Gather up every line from the entries below that uses the word "Metric".

Given records »
+ + + +

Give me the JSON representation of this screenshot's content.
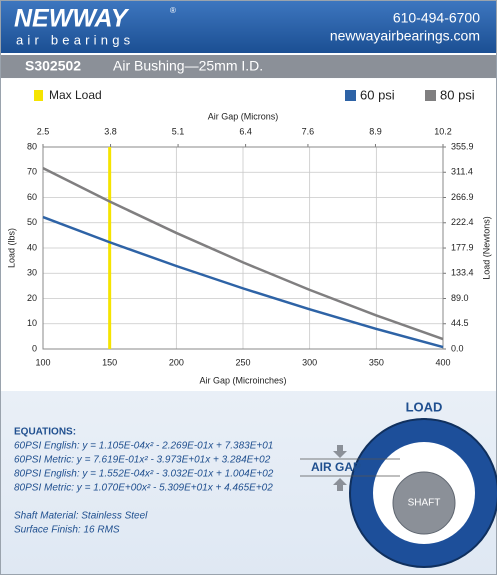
{
  "header": {
    "brand": "NEWWAY",
    "registered": "®",
    "tagline": "air bearings",
    "phone": "610-494-6700",
    "website": "newwayairbearings.com"
  },
  "product": {
    "code": "S302502",
    "name": "Air Bushing—25mm I.D."
  },
  "chart_data": {
    "type": "line",
    "x": [
      100,
      150,
      200,
      250,
      300,
      350,
      400
    ],
    "xlim": [
      100,
      400
    ],
    "xticks": [
      100,
      150,
      200,
      250,
      300,
      350,
      400
    ],
    "x_label": "Air Gap (Microinches)",
    "x2lim": [
      2.5,
      10.2
    ],
    "x2ticks": [
      2.5,
      3.8,
      5.1,
      6.4,
      7.6,
      8.9,
      10.2
    ],
    "x2_label": "Air Gap (Microns)",
    "ylim": [
      0,
      80
    ],
    "yticks": [
      0,
      10,
      20,
      30,
      40,
      50,
      60,
      70,
      80
    ],
    "y_label": "Load (lbs)",
    "y2lim": [
      0,
      355.9
    ],
    "y2ticks": [
      {
        "value": 0,
        "label": "0.0"
      },
      44.5,
      {
        "value": 89,
        "label": "89.0"
      },
      133.4,
      177.9,
      222.4,
      266.9,
      311.4,
      355.9
    ],
    "y2_label": "Load (Newtons)",
    "grid": true,
    "max_load": {
      "name": "Max Load",
      "x": 150,
      "color": "#f5e400"
    },
    "series": [
      {
        "name": "60 psi",
        "color": "#2e63a6",
        "values": [
          52.25,
          42.28,
          32.87,
          24.01,
          15.71,
          7.95,
          0.75
        ]
      },
      {
        "name": "80 psi",
        "color": "#807f80",
        "values": [
          71.63,
          58.41,
          45.97,
          34.3,
          23.41,
          13.29,
          3.95
        ]
      }
    ]
  },
  "equations": {
    "title": "EQUATIONS:",
    "lines": [
      "60PSI English:  y = 1.105E-04x² - 2.269E-01x + 7.383E+01",
      "60PSI Metric:  y = 7.619E-01x² - 3.973E+01x + 3.284E+02",
      "80PSI English:  y = 1.552E-04x² - 3.032E-01x + 1.004E+02",
      "80PSI Metric:  y = 1.070E+00x² - 5.309E+01x + 4.465E+02"
    ]
  },
  "specs": [
    "Shaft Material:  Stainless Steel",
    "Surface Finish:  16 RMS"
  ],
  "diagram": {
    "load": "LOAD",
    "air_gap": "AIR GAP",
    "shaft": "SHAFT"
  }
}
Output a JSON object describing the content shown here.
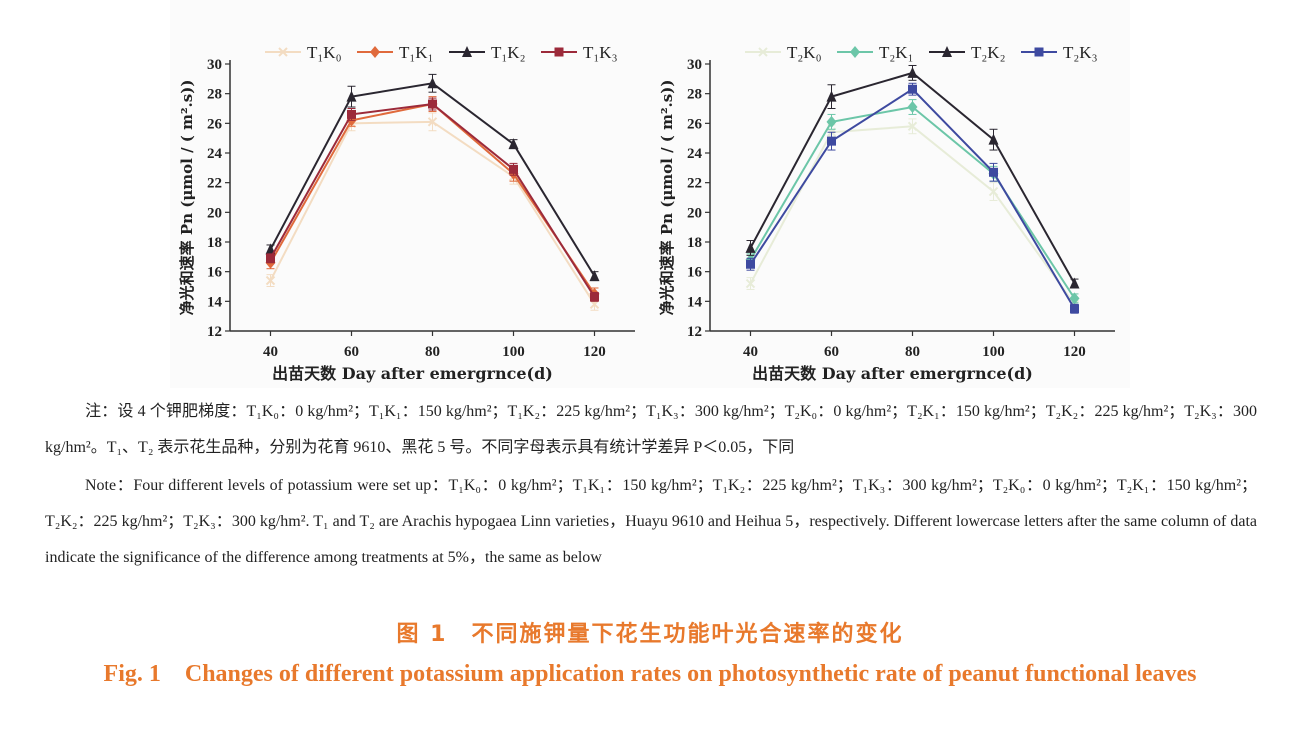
{
  "figure": {
    "caption_cn": "图 1　不同施钾量下花生功能叶光合速率的变化",
    "caption_en": "Fig. 1　Changes of different potassium application rates on photosynthetic rate of peanut functional leaves",
    "note_cn": "注：设 4 个钾肥梯度：T₁K₀：0 kg/hm²；T₁K₁：150 kg/hm²；T₁K₂：225 kg/hm²；T₁K₃：300 kg/hm²；T₂K₀：0 kg/hm²；T₂K₁：150 kg/hm²；T₂K₂：225 kg/hm²；T₂K₃：300 kg/hm²。T₁、T₂ 表示花生品种，分别为花育 9610、黑花 5 号。不同字母表示具有统计学差异 P＜0.05，下同",
    "note_en": "Note：Four different levels of potassium were set up：T₁K₀：0 kg/hm²；T₁K₁：150 kg/hm²；T₁K₂：225 kg/hm²；T₁K₃：300 kg/hm²；T₂K₀：0 kg/hm²；T₂K₁：150 kg/hm²；T₂K₂：225 kg/hm²；T₂K₃：300 kg/hm². T₁ and T₂ are Arachis hypogaea Linn varieties，Huayu 9610 and Heihua 5，respectively. Different lowercase letters after the same column of data indicate the significance of the difference among treatments at 5%，the same as below"
  },
  "chart_data": [
    {
      "type": "line",
      "ylabel": "净光和速率 Pn (μmol / ( m².s))",
      "xlabel": "出苗天数 Day after emergrnce(d)",
      "x": [
        40,
        60,
        80,
        100,
        120
      ],
      "xticks": [
        "40",
        "60",
        "80",
        "100",
        "120"
      ],
      "yticks": [
        "12",
        "14",
        "16",
        "18",
        "20",
        "22",
        "24",
        "26",
        "28",
        "30"
      ],
      "ylim": [
        12,
        30
      ],
      "grid": false,
      "legend": "top",
      "series": [
        {
          "name": "T₁K₀",
          "values": [
            15.4,
            26.0,
            26.1,
            22.4,
            13.8
          ],
          "err": [
            0.4,
            0.5,
            0.6,
            0.5,
            0.4
          ],
          "color": "#f3dcc2",
          "marker": "x"
        },
        {
          "name": "T₁K₁",
          "values": [
            16.6,
            26.2,
            27.3,
            22.6,
            14.5
          ],
          "err": [
            0.4,
            0.4,
            0.5,
            0.5,
            0.4
          ],
          "color": "#e06a3c",
          "marker": "diamond"
        },
        {
          "name": "T₁K₂",
          "values": [
            17.5,
            27.8,
            28.7,
            24.6,
            15.7
          ],
          "err": [
            0.3,
            0.7,
            0.6,
            0.3,
            0.3
          ],
          "color": "#2a2630",
          "marker": "triangle"
        },
        {
          "name": "T₁K₃",
          "values": [
            16.9,
            26.6,
            27.3,
            22.9,
            14.3
          ],
          "err": [
            0.3,
            0.4,
            0.4,
            0.4,
            0.3
          ],
          "color": "#9c2a3a",
          "marker": "square"
        }
      ]
    },
    {
      "type": "line",
      "ylabel": "净光和速率 Pn (μmol / ( m².s))",
      "xlabel": "出苗天数 Day after emergrnce(d)",
      "x": [
        40,
        60,
        80,
        100,
        120
      ],
      "xticks": [
        "40",
        "60",
        "80",
        "100",
        "120"
      ],
      "yticks": [
        "12",
        "14",
        "16",
        "18",
        "20",
        "22",
        "24",
        "26",
        "28",
        "30"
      ],
      "ylim": [
        12,
        30
      ],
      "grid": false,
      "legend": "top",
      "series": [
        {
          "name": "T₂K₀",
          "values": [
            15.2,
            25.4,
            25.8,
            21.4,
            13.8
          ],
          "err": [
            0.4,
            0.5,
            0.5,
            0.6,
            0.4
          ],
          "color": "#e7ecd8",
          "marker": "x"
        },
        {
          "name": "T₂K₁",
          "values": [
            16.8,
            26.1,
            27.1,
            22.6,
            14.2
          ],
          "err": [
            0.4,
            0.5,
            0.5,
            0.5,
            0.3
          ],
          "color": "#6cc6a8",
          "marker": "diamond"
        },
        {
          "name": "T₂K₂",
          "values": [
            17.6,
            27.8,
            29.4,
            24.9,
            15.2
          ],
          "err": [
            0.5,
            0.8,
            0.5,
            0.7,
            0.3
          ],
          "color": "#2a2630",
          "marker": "triangle"
        },
        {
          "name": "T₂K₃",
          "values": [
            16.5,
            24.8,
            28.3,
            22.7,
            13.5
          ],
          "err": [
            0.4,
            0.6,
            0.4,
            0.6,
            0.3
          ],
          "color": "#3e4aa0",
          "marker": "square"
        }
      ]
    }
  ]
}
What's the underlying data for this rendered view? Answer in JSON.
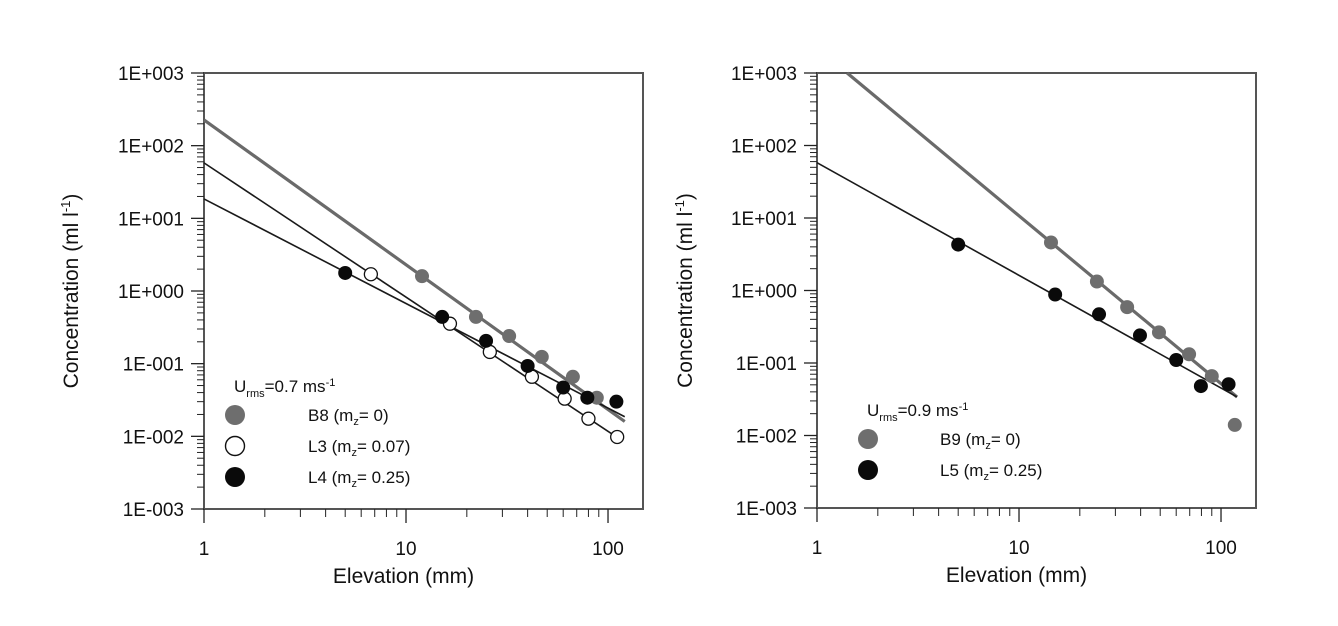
{
  "chart_data": [
    {
      "type": "scatter",
      "panel": "left",
      "title": "",
      "xlabel": "Elevation (mm)",
      "ylabel": "Concentration (ml l-1)",
      "ylabel_main": "Concentration (ml l",
      "ylabel_sup": "-1",
      "ylabel_close": ")",
      "xscale": "log",
      "yscale": "log",
      "xlim": [
        1,
        149
      ],
      "ylim": [
        0.001,
        1000
      ],
      "xticks": [
        1,
        10,
        100
      ],
      "xtick_labels": [
        "1",
        "10",
        "100"
      ],
      "yticks": [
        1000,
        100,
        10,
        1,
        0.1,
        0.01,
        0.001
      ],
      "ytick_labels": [
        "1E+003",
        "1E+002",
        "1E+001",
        "1E+000",
        "1E-001",
        "1E-002",
        "1E-003"
      ],
      "grid": false,
      "legend": {
        "placement": "bottom-left",
        "title_main": "U",
        "title_sub": "rms",
        "title_rest": "=0.7 ms",
        "title_sup": "-1",
        "entries": [
          {
            "series": "B8",
            "label_a": "B8  (m",
            "label_sub": "z",
            "label_b": "= 0)"
          },
          {
            "series": "L3",
            "label_a": "L3  (m",
            "label_sub": "z",
            "label_b": "= 0.07)"
          },
          {
            "series": "L4",
            "label_a": "L4  (m",
            "label_sub": "z",
            "label_b": "= 0.25)"
          }
        ]
      },
      "series": [
        {
          "name": "B8",
          "m_z": 0,
          "marker": "filled",
          "color": "#6e6e6e",
          "x": [
            12.0,
            22.2,
            32.4,
            47,
            67,
            88
          ],
          "y": [
            1.6,
            0.44,
            0.24,
            0.124,
            0.066,
            0.034
          ],
          "fit": {
            "x": [
              1,
              121
            ],
            "y": [
              226,
              0.016
            ]
          }
        },
        {
          "name": "L3",
          "m_z": 0.07,
          "marker": "open",
          "color": "#111111",
          "x": [
            6.7,
            16.5,
            26,
            42,
            61,
            80,
            111
          ],
          "y": [
            1.7,
            0.355,
            0.145,
            0.066,
            0.033,
            0.0175,
            0.0098
          ],
          "fit": {
            "x": [
              1,
              112
            ],
            "y": [
              58,
              0.0095
            ]
          }
        },
        {
          "name": "L4",
          "m_z": 0.25,
          "marker": "filled",
          "color": "#0a0a0a",
          "x": [
            5.0,
            15.1,
            24.9,
            40,
            60,
            79,
            110
          ],
          "y": [
            1.77,
            0.44,
            0.206,
            0.093,
            0.047,
            0.034,
            0.03
          ],
          "fit": {
            "x": [
              1,
              121
            ],
            "y": [
              18.5,
              0.0186
            ]
          }
        }
      ]
    },
    {
      "type": "scatter",
      "panel": "right",
      "title": "",
      "xlabel": "Elevation (mm)",
      "ylabel": "Concentration (ml l-1)",
      "ylabel_main": "Concentration (ml l",
      "ylabel_sup": "-1",
      "ylabel_close": ")",
      "xscale": "log",
      "yscale": "log",
      "xlim": [
        1,
        149
      ],
      "ylim": [
        0.001,
        1000
      ],
      "xticks": [
        1,
        10,
        100
      ],
      "xtick_labels": [
        "1",
        "10",
        "100"
      ],
      "yticks": [
        1000,
        100,
        10,
        1,
        0.1,
        0.01,
        0.001
      ],
      "ytick_labels": [
        "1E+003",
        "1E+002",
        "1E+001",
        "1E+000",
        "1E-001",
        "1E-002",
        "1E-003"
      ],
      "grid": false,
      "legend": {
        "placement": "bottom-left",
        "title_main": "U",
        "title_sub": "rms",
        "title_rest": "=0.9 ms",
        "title_sup": "-1",
        "entries": [
          {
            "series": "B9",
            "label_a": "B9  (m",
            "label_sub": "z",
            "label_b": "= 0)"
          },
          {
            "series": "L5",
            "label_a": "L5  (m",
            "label_sub": "z",
            "label_b": "= 0.25)"
          }
        ]
      },
      "series": [
        {
          "name": "B9",
          "m_z": 0,
          "marker": "filled",
          "color": "#6e6e6e",
          "x": [
            14.4,
            24.3,
            34.3,
            49.3,
            69.5,
            90,
            117
          ],
          "y": [
            4.6,
            1.33,
            0.59,
            0.265,
            0.132,
            0.066,
            0.014
          ],
          "fit": {
            "x": [
              1.41,
              120
            ],
            "y": [
              1000,
              0.034
            ]
          }
        },
        {
          "name": "L5",
          "m_z": 0.25,
          "marker": "filled",
          "color": "#0a0a0a",
          "x": [
            5.0,
            15.1,
            24.9,
            39.7,
            60,
            79.5,
            109
          ],
          "y": [
            4.3,
            0.88,
            0.47,
            0.24,
            0.11,
            0.048,
            0.051
          ],
          "fit": {
            "x": [
              1,
              120
            ],
            "y": [
              58,
              0.034
            ]
          }
        }
      ]
    }
  ]
}
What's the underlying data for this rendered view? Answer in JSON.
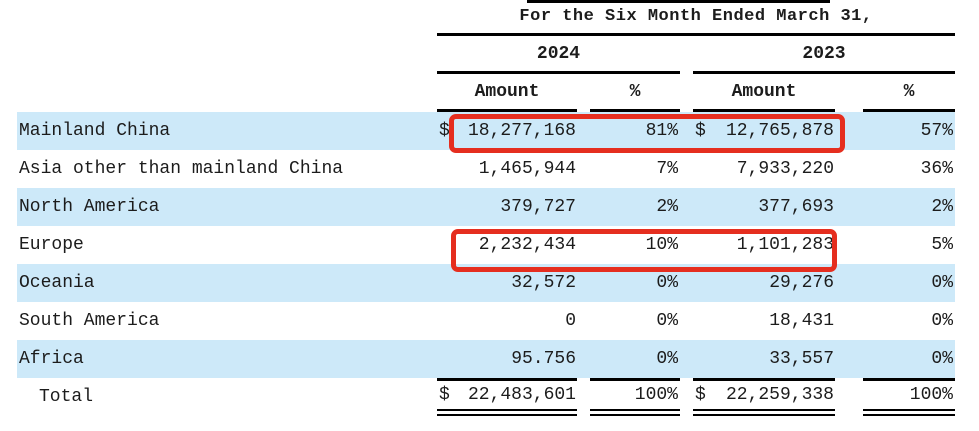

+ + + +

Exercise answer »
      "60PSI Metric:  y = 7.619E-01x² - 3.973E+01x + 3.284E+02",
      "80PSI Metric:  y = 1.070E+00x² - 5.309E+01x + 4.465E+02"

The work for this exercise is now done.